__Items__.

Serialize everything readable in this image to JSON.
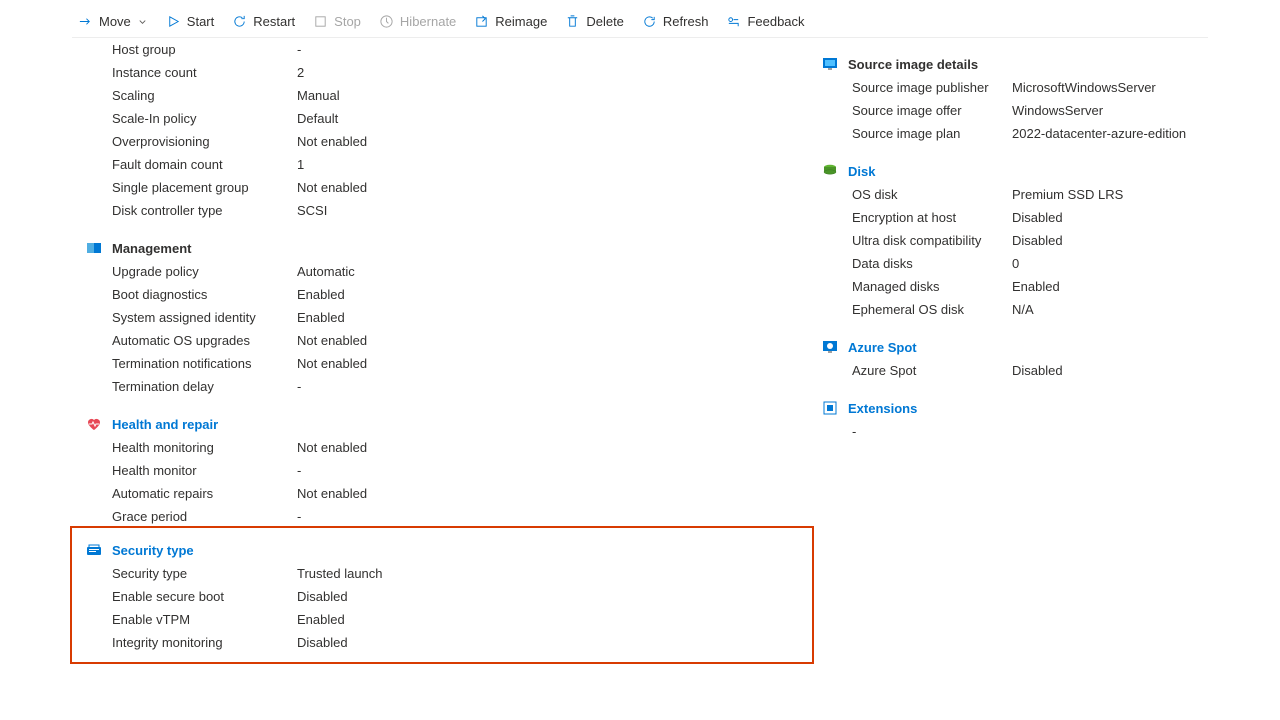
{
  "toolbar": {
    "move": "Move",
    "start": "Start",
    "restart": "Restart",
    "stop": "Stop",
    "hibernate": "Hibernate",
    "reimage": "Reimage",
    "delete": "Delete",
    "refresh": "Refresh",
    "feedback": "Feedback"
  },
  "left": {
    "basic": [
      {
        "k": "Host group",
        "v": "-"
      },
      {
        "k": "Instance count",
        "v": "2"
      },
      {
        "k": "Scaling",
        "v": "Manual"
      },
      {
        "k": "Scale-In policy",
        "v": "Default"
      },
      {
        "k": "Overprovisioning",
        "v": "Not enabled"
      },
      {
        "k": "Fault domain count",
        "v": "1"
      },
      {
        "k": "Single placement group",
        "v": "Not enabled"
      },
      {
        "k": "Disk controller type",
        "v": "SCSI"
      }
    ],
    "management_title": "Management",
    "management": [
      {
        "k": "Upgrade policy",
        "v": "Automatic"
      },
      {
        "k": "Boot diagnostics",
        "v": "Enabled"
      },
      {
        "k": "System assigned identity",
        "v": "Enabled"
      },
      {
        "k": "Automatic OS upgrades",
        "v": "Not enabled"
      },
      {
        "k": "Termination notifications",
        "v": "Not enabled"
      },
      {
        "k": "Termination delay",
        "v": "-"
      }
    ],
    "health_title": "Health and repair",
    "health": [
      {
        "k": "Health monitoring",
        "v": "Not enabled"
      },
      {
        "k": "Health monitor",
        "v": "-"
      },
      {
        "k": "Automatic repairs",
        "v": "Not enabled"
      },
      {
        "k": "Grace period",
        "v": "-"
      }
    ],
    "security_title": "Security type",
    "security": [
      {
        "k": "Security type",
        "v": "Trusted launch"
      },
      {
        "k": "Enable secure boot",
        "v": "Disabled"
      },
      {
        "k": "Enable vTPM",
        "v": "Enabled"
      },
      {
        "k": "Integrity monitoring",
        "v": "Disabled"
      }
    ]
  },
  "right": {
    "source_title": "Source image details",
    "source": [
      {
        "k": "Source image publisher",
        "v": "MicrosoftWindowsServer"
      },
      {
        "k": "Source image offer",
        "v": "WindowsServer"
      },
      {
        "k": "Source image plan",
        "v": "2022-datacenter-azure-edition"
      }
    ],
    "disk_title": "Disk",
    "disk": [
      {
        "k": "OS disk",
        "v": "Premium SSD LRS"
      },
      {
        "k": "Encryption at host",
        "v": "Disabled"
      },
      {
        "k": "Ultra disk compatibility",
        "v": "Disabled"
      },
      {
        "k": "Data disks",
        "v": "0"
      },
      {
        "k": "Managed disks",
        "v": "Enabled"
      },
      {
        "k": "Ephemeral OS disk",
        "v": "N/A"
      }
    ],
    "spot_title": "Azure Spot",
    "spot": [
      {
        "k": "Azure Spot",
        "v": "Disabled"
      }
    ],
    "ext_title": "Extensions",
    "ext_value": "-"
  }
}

* * *

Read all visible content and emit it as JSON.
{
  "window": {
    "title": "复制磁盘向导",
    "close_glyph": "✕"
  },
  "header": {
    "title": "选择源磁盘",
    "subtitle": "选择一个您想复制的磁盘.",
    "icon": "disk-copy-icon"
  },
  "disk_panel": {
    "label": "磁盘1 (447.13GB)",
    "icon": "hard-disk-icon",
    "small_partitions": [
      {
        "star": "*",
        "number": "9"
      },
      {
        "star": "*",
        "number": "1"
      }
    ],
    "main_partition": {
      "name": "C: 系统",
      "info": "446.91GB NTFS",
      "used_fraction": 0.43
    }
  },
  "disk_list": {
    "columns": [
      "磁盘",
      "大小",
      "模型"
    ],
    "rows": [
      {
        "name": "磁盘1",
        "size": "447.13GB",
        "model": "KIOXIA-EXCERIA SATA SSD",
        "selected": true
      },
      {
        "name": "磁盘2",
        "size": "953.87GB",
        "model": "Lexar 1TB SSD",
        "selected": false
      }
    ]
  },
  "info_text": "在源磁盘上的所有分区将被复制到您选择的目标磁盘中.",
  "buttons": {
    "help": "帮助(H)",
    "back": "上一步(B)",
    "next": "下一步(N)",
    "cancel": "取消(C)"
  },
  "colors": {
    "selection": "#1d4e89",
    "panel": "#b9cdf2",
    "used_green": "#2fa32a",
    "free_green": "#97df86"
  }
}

__Written problem__. Write out every line from the entries where "group" appears.

__Solution__.
        "k": "Host group",
        "k": "Single placement group",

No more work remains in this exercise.